▸ Job
Leaving out the pictures, retype all the material exactly.

(Items listed in a dataset)
--------------------------------
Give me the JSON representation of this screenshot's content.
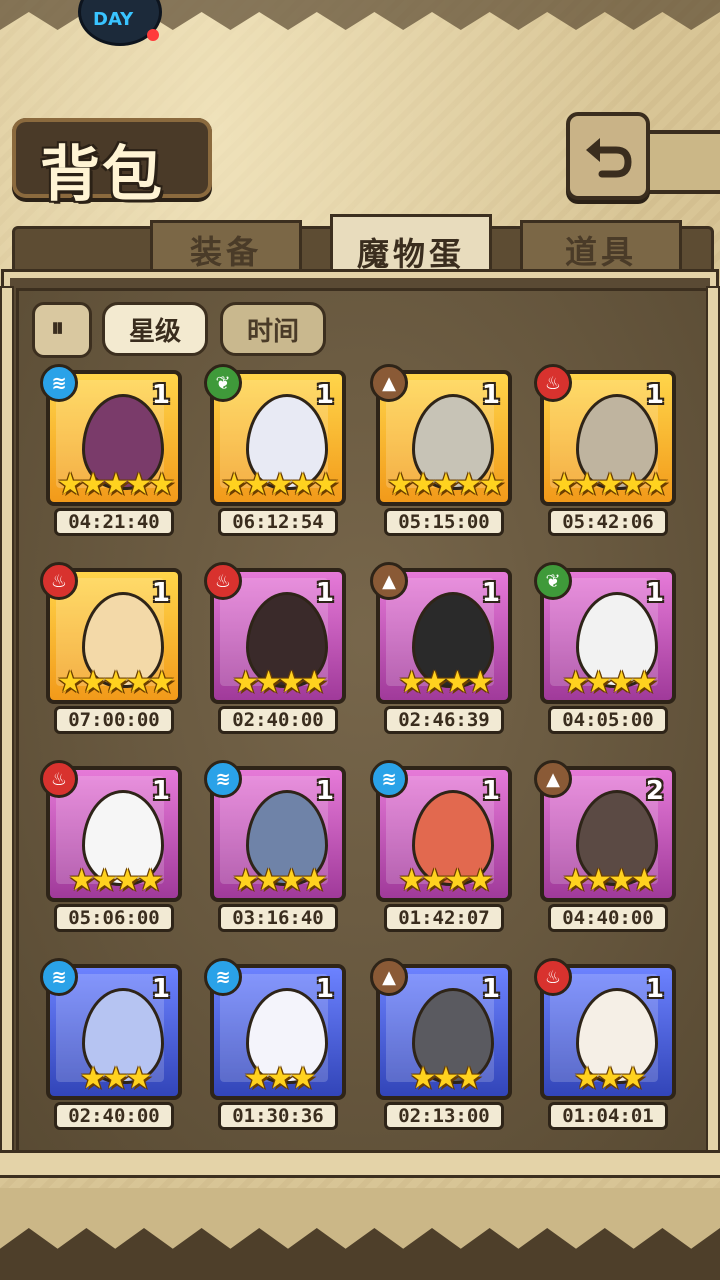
{
  "header": {
    "title": "背包",
    "back_icon": "back-arrow-icon",
    "app_badge": "DAY"
  },
  "tabs": [
    {
      "label": "装备",
      "active": false
    },
    {
      "label": "魔物蛋",
      "active": true
    },
    {
      "label": "道具",
      "active": false
    }
  ],
  "sort": {
    "toggle_icon": "sort-toggle-icon",
    "star_label": "星级",
    "time_label": "时间"
  },
  "eggs": [
    {
      "element": "water",
      "rarity": "gold",
      "count": "1",
      "stars": "★★★★★",
      "timer": "04:21:40",
      "color": "#7a3b6a"
    },
    {
      "element": "grass",
      "rarity": "gold",
      "count": "1",
      "stars": "★★★★★",
      "timer": "06:12:54",
      "color": "#e8eaf4"
    },
    {
      "element": "earth",
      "rarity": "gold",
      "count": "1",
      "stars": "★★★★★",
      "timer": "05:15:00",
      "color": "#c7c3b6"
    },
    {
      "element": "fire",
      "rarity": "gold",
      "count": "1",
      "stars": "★★★★★",
      "timer": "05:42:06",
      "color": "#bfb49f"
    },
    {
      "element": "fire",
      "rarity": "gold",
      "count": "1",
      "stars": "★★★★★",
      "timer": "07:00:00",
      "color": "#f3d9a8"
    },
    {
      "element": "fire",
      "rarity": "purple",
      "count": "1",
      "stars": "★★★★",
      "timer": "02:40:00",
      "color": "#3a2a2a"
    },
    {
      "element": "earth",
      "rarity": "purple",
      "count": "1",
      "stars": "★★★★",
      "timer": "02:46:39",
      "color": "#2a2a2a"
    },
    {
      "element": "grass",
      "rarity": "purple",
      "count": "1",
      "stars": "★★★★",
      "timer": "04:05:00",
      "color": "#f2f2f2"
    },
    {
      "element": "fire",
      "rarity": "purple",
      "count": "1",
      "stars": "★★★★",
      "timer": "05:06:00",
      "color": "#f6f6f6"
    },
    {
      "element": "water",
      "rarity": "purple",
      "count": "1",
      "stars": "★★★★",
      "timer": "03:16:40",
      "color": "#6f83a8"
    },
    {
      "element": "water",
      "rarity": "purple",
      "count": "1",
      "stars": "★★★★",
      "timer": "01:42:07",
      "color": "#e2694f"
    },
    {
      "element": "earth",
      "rarity": "purple",
      "count": "2",
      "stars": "★★★★",
      "timer": "04:40:00",
      "color": "#5b4a44"
    },
    {
      "element": "water",
      "rarity": "blue",
      "count": "1",
      "stars": "★★★",
      "timer": "02:40:00",
      "color": "#b6c4f2"
    },
    {
      "element": "water",
      "rarity": "blue",
      "count": "1",
      "stars": "★★★",
      "timer": "01:30:36",
      "color": "#f4f4fb"
    },
    {
      "element": "earth",
      "rarity": "blue",
      "count": "1",
      "stars": "★★★",
      "timer": "02:13:00",
      "color": "#5a5a60"
    },
    {
      "element": "fire",
      "rarity": "blue",
      "count": "1",
      "stars": "★★★",
      "timer": "01:04:01",
      "color": "#f5efe6"
    }
  ],
  "element_icons": {
    "water": "water-element-icon",
    "grass": "grass-element-icon",
    "earth": "earth-element-icon",
    "fire": "fire-element-icon"
  }
}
--------------------------------
▸ Expected answer
Give me the JSON representation of this screenshot's content.
{
  "header": {
    "title": "背包",
    "back_icon": "back-arrow-icon",
    "app_badge": "DAY"
  },
  "tabs": [
    {
      "label": "装备",
      "active": false
    },
    {
      "label": "魔物蛋",
      "active": true
    },
    {
      "label": "道具",
      "active": false
    }
  ],
  "sort": {
    "toggle_icon": "sort-toggle-icon",
    "star_label": "星级",
    "time_label": "时间"
  },
  "eggs": [
    {
      "element": "water",
      "rarity": "gold",
      "count": "1",
      "stars": "★★★★★",
      "timer": "04:21:40",
      "color": "#7a3b6a"
    },
    {
      "element": "grass",
      "rarity": "gold",
      "count": "1",
      "stars": "★★★★★",
      "timer": "06:12:54",
      "color": "#e8eaf4"
    },
    {
      "element": "earth",
      "rarity": "gold",
      "count": "1",
      "stars": "★★★★★",
      "timer": "05:15:00",
      "color": "#c7c3b6"
    },
    {
      "element": "fire",
      "rarity": "gold",
      "count": "1",
      "stars": "★★★★★",
      "timer": "05:42:06",
      "color": "#bfb49f"
    },
    {
      "element": "fire",
      "rarity": "gold",
      "count": "1",
      "stars": "★★★★★",
      "timer": "07:00:00",
      "color": "#f3d9a8"
    },
    {
      "element": "fire",
      "rarity": "purple",
      "count": "1",
      "stars": "★★★★",
      "timer": "02:40:00",
      "color": "#3a2a2a"
    },
    {
      "element": "earth",
      "rarity": "purple",
      "count": "1",
      "stars": "★★★★",
      "timer": "02:46:39",
      "color": "#2a2a2a"
    },
    {
      "element": "grass",
      "rarity": "purple",
      "count": "1",
      "stars": "★★★★",
      "timer": "04:05:00",
      "color": "#f2f2f2"
    },
    {
      "element": "fire",
      "rarity": "purple",
      "count": "1",
      "stars": "★★★★",
      "timer": "05:06:00",
      "color": "#f6f6f6"
    },
    {
      "element": "water",
      "rarity": "purple",
      "count": "1",
      "stars": "★★★★",
      "timer": "03:16:40",
      "color": "#6f83a8"
    },
    {
      "element": "water",
      "rarity": "purple",
      "count": "1",
      "stars": "★★★★",
      "timer": "01:42:07",
      "color": "#e2694f"
    },
    {
      "element": "earth",
      "rarity": "purple",
      "count": "2",
      "stars": "★★★★",
      "timer": "04:40:00",
      "color": "#5b4a44"
    },
    {
      "element": "water",
      "rarity": "blue",
      "count": "1",
      "stars": "★★★",
      "timer": "02:40:00",
      "color": "#b6c4f2"
    },
    {
      "element": "water",
      "rarity": "blue",
      "count": "1",
      "stars": "★★★",
      "timer": "01:30:36",
      "color": "#f4f4fb"
    },
    {
      "element": "earth",
      "rarity": "blue",
      "count": "1",
      "stars": "★★★",
      "timer": "02:13:00",
      "color": "#5a5a60"
    },
    {
      "element": "fire",
      "rarity": "blue",
      "count": "1",
      "stars": "★★★",
      "timer": "01:04:01",
      "color": "#f5efe6"
    }
  ],
  "element_icons": {
    "water": "water-element-icon",
    "grass": "grass-element-icon",
    "earth": "earth-element-icon",
    "fire": "fire-element-icon"
  }
}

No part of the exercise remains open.